[Material provided]

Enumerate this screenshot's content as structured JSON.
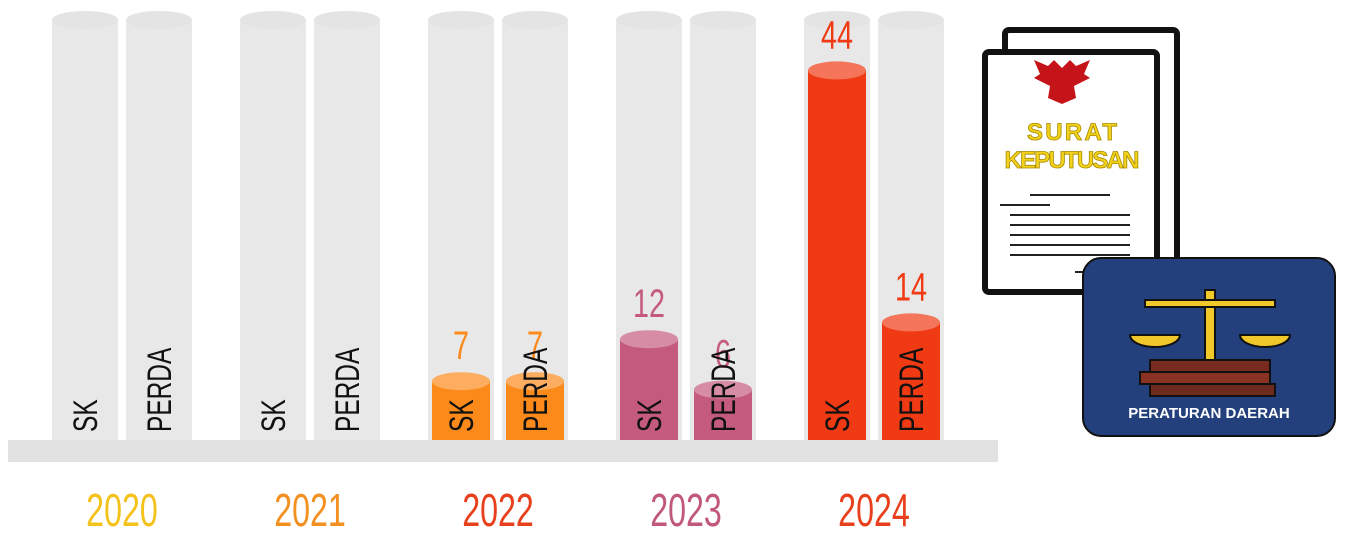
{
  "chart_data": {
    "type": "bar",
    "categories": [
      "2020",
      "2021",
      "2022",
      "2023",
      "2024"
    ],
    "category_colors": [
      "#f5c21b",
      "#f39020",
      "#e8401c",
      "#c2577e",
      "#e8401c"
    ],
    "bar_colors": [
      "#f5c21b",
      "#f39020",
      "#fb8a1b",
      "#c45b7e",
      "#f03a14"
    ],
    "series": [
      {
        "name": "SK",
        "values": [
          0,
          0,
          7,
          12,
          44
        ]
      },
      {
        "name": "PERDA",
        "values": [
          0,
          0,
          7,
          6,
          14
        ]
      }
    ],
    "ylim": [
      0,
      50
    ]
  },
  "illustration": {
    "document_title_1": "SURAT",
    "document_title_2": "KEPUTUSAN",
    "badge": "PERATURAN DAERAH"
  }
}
...
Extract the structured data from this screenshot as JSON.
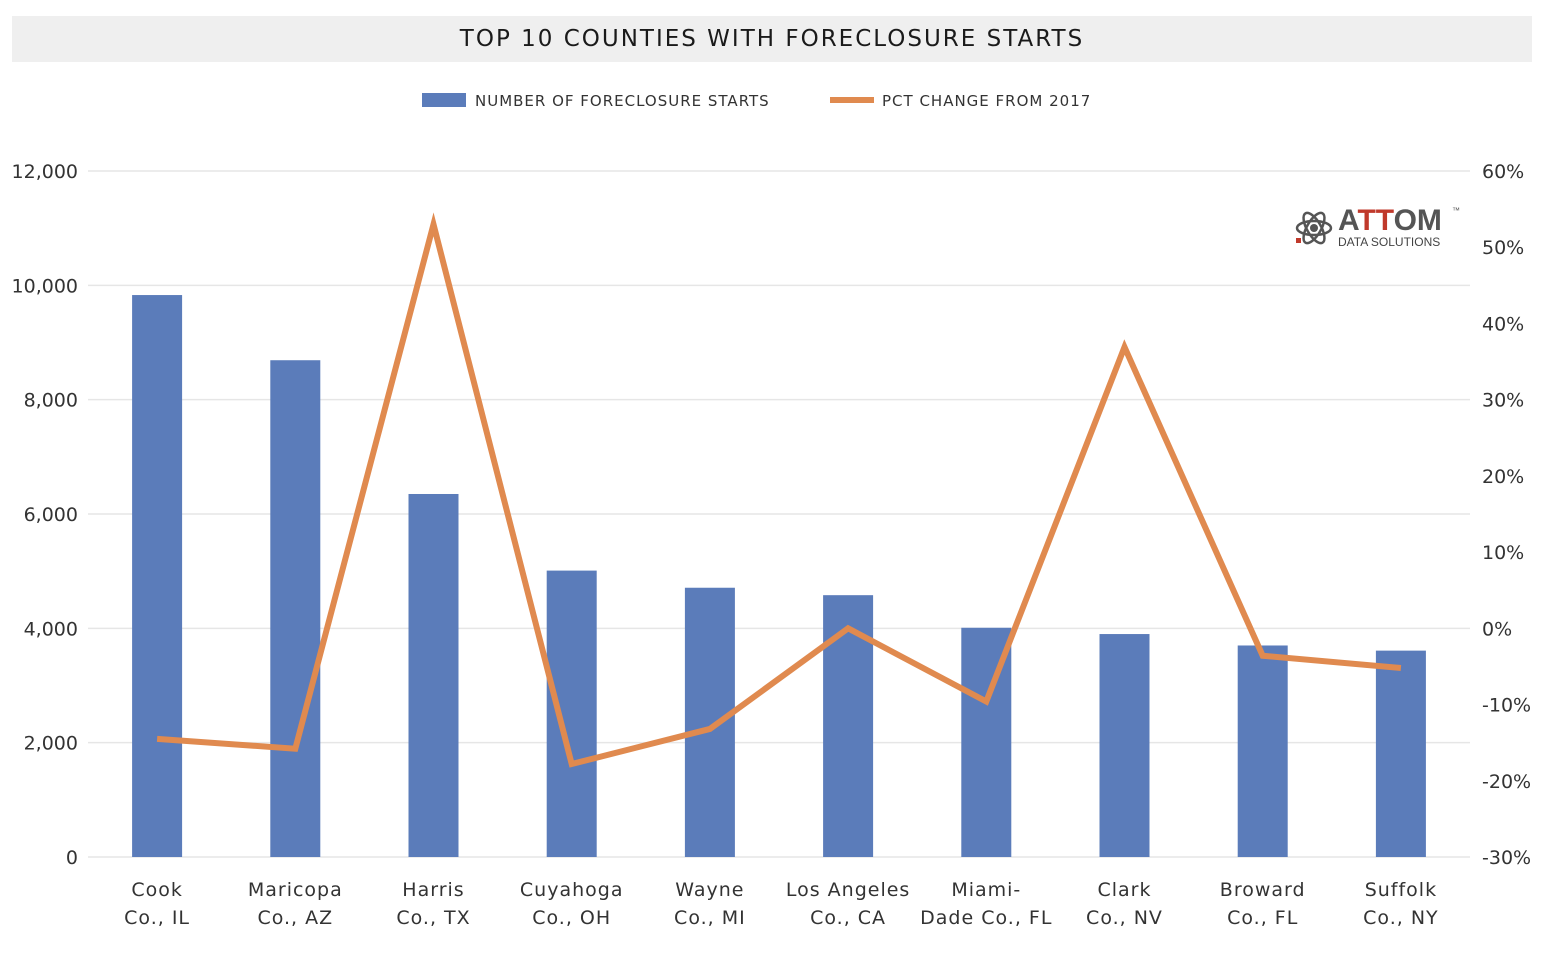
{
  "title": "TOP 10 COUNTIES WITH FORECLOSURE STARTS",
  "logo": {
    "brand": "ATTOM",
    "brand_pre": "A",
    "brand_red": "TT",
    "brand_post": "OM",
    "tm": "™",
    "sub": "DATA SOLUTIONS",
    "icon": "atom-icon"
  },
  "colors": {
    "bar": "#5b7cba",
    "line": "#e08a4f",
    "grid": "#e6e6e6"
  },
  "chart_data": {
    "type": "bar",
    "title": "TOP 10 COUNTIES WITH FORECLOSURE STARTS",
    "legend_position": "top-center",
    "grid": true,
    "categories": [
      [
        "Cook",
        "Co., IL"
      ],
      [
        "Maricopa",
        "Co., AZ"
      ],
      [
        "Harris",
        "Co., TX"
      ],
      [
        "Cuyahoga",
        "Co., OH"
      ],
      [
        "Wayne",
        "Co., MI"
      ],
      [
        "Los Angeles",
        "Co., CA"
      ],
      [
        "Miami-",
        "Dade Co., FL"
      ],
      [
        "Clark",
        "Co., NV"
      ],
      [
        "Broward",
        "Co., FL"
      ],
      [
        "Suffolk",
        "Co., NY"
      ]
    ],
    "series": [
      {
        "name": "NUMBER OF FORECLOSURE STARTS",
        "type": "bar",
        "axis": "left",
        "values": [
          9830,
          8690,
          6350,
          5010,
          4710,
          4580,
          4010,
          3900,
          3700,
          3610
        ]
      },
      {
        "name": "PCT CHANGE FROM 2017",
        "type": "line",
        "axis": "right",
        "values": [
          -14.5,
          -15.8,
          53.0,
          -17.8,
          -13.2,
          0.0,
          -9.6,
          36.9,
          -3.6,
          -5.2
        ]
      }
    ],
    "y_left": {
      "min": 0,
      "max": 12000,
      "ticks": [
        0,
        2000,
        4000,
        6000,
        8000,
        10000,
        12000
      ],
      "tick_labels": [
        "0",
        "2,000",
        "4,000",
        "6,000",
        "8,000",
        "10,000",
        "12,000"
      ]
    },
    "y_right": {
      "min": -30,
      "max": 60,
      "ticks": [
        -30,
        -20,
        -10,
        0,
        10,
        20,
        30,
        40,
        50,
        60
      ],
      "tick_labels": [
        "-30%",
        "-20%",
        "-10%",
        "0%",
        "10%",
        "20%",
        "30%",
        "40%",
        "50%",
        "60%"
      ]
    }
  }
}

[What this task involves]
Extract lines where the string "WITH" occurs.

[Expected answer]
  "title": "TOP 10 COUNTIES WITH FORECLOSURE STARTS",
    "title": "TOP 10 COUNTIES WITH FORECLOSURE STARTS",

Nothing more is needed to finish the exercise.